WHAT YOU ARE ASKED TO DO: The records below must be retyped exactly.

━━━━━ RAW DATA

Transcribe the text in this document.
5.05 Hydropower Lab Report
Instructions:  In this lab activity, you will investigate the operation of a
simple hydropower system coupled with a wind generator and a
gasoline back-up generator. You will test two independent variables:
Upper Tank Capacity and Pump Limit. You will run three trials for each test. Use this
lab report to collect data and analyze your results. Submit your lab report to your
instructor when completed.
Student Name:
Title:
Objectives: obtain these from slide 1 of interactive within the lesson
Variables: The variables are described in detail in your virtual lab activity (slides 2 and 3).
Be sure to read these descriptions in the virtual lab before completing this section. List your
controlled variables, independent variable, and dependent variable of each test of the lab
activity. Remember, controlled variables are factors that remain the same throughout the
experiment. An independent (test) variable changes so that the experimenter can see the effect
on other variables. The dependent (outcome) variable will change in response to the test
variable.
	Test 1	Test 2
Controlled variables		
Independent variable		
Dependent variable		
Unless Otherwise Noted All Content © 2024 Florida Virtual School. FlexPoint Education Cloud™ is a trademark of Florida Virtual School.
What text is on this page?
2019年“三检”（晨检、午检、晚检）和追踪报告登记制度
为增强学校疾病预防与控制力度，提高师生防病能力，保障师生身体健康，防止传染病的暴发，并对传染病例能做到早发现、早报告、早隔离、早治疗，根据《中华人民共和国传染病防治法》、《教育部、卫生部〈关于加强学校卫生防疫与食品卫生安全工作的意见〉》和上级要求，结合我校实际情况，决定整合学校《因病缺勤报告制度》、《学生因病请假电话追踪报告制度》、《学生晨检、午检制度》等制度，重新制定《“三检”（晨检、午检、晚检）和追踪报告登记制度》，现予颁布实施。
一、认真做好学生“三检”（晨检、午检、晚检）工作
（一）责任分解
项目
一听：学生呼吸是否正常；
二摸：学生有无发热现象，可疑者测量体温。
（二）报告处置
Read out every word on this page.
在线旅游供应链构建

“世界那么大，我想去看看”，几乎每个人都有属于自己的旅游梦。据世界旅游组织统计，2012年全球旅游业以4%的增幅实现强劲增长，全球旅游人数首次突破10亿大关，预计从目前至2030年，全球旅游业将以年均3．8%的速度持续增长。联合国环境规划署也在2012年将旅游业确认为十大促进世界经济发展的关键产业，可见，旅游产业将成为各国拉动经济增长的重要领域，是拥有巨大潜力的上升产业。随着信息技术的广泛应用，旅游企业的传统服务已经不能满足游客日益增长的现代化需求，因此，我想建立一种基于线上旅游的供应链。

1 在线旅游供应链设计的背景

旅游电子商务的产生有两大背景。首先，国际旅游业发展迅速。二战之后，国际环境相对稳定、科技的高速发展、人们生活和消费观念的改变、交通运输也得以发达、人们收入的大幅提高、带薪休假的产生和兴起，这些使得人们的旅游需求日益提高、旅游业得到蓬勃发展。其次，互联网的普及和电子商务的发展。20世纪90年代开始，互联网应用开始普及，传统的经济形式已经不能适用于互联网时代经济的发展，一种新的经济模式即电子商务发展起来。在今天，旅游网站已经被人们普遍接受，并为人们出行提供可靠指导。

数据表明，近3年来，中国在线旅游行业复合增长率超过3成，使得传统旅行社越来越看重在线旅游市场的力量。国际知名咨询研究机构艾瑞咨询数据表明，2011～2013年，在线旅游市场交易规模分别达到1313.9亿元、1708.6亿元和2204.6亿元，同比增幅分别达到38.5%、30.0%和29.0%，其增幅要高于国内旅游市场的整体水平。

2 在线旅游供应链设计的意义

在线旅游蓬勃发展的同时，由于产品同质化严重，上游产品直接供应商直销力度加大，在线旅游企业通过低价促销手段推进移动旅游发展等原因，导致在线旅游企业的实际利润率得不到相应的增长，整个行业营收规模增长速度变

━━━━━━━━━━

THE OUTPUT:
Transcribe the text in this document.
5.05 Hydropower Lab Report
Instructions:  In this lab activity, you will investigate the operation of a
simple hydropower system coupled with a wind generator and a
gasoline back-up generator. You will test two independent variables:
Upper Tank Capacity and Pump Limit. You will run three trials for each test. Use this
lab report to collect data and analyze your results. Submit your lab report to your
instructor when completed.
Student Name:
Title:
Objectives: obtain these from slide 1 of interactive within the lesson
Variables: The variables are described in detail in your virtual lab activity (slides 2 and 3).
Be sure to read these descriptions in the virtual lab before completing this section. List your
controlled variables, independent variable, and dependent variable of each test of the lab
activity. Remember, controlled variables are factors that remain the same throughout the
experiment. An independent (test) variable changes so that the experimenter can see the effect
on other variables. The dependent (outcome) variable will change in response to the test
variable.
	Test 1	Test 2
Controlled variables		
Independent variable		
Dependent variable		
Unless Otherwise Noted All Content © 2024 Florida Virtual School. FlexPoint Education Cloud™ is a trademark of Florida Virtual School.
What text is on this page?
2019年“三检”（晨检、午检、晚检）和追踪报告登记制度
为增强学校疾病预防与控制力度，提高师生防病能力，保障师生身体健康，防止传染病的暴发，并对传染病例能做到早发现、早报告、早隔离、早治疗，根据《中华人民共和国传染病防治法》、《教育部、卫生部〈关于加强学校卫生防疫与食品卫生安全工作的意见〉》和上级要求，结合我校实际情况，决定整合学校《因病缺勤报告制度》、《学生因病请假电话追踪报告制度》、《学生晨检、午检制度》等制度，重新制定《“三检”（晨检、午检、晚检）和追踪报告登记制度》，现予颁布实施。
一、认真做好学生“三检”（晨检、午检、晚检）工作
（一）责任分解
项目
一听：学生呼吸是否正常；
二摸：学生有无发热现象，可疑者测量体温。
（二）报告处置
Read out every word on this page.
在线旅游供应链构建

“世界那么大，我想去看看”，几乎每个人都有属于自己的旅游梦。据世界旅游组织统计，2012年全球旅游业以4%的增幅实现强劲增长，全球旅游人数首次突破10亿大关，预计从目前至2030年，全球旅游业将以年均3．8%的速度持续增长。联合国环境规划署也在2012年将旅游业确认为十大促进世界经济发展的关键产业，可见，旅游产业将成为各国拉动经济增长的重要领域，是拥有巨大潜力的上升产业。随着信息技术的广泛应用，旅游企业的传统服务已经不能满足游客日益增长的现代化需求，因此，我想建立一种基于线上旅游的供应链。

1 在线旅游供应链设计的背景

旅游电子商务的产生有两大背景。首先，国际旅游业发展迅速。二战之后，国际环境相对稳定、科技的高速发展、人们生活和消费观念的改变、交通运输也得以发达、人们收入的大幅提高、带薪休假的产生和兴起，这些使得人们的旅游需求日益提高、旅游业得到蓬勃发展。其次，互联网的普及和电子商务的发展。20世纪90年代开始，互联网应用开始普及，传统的经济形式已经不能适用于互联网时代经济的发展，一种新的经济模式即电子商务发展起来。在今天，旅游网站已经被人们普遍接受，并为人们出行提供可靠指导。

数据表明，近3年来，中国在线旅游行业复合增长率超过3成，使得传统旅行社越来越看重在线旅游市场的力量。国际知名咨询研究机构艾瑞咨询数据表明，2011～2013年，在线旅游市场交易规模分别达到1313.9亿元、1708.6亿元和2204.6亿元，同比增幅分别达到38.5%、30.0%和29.0%，其增幅要高于国内旅游市场的整体水平。

2 在线旅游供应链设计的意义

在线旅游蓬勃发展的同时，由于产品同质化严重，上游产品直接供应商直销力度加大，在线旅游企业通过低价促销手段推进移动旅游发展等原因，导致在线旅游企业的实际利润率得不到相应的增长，整个行业营收规模增长速度变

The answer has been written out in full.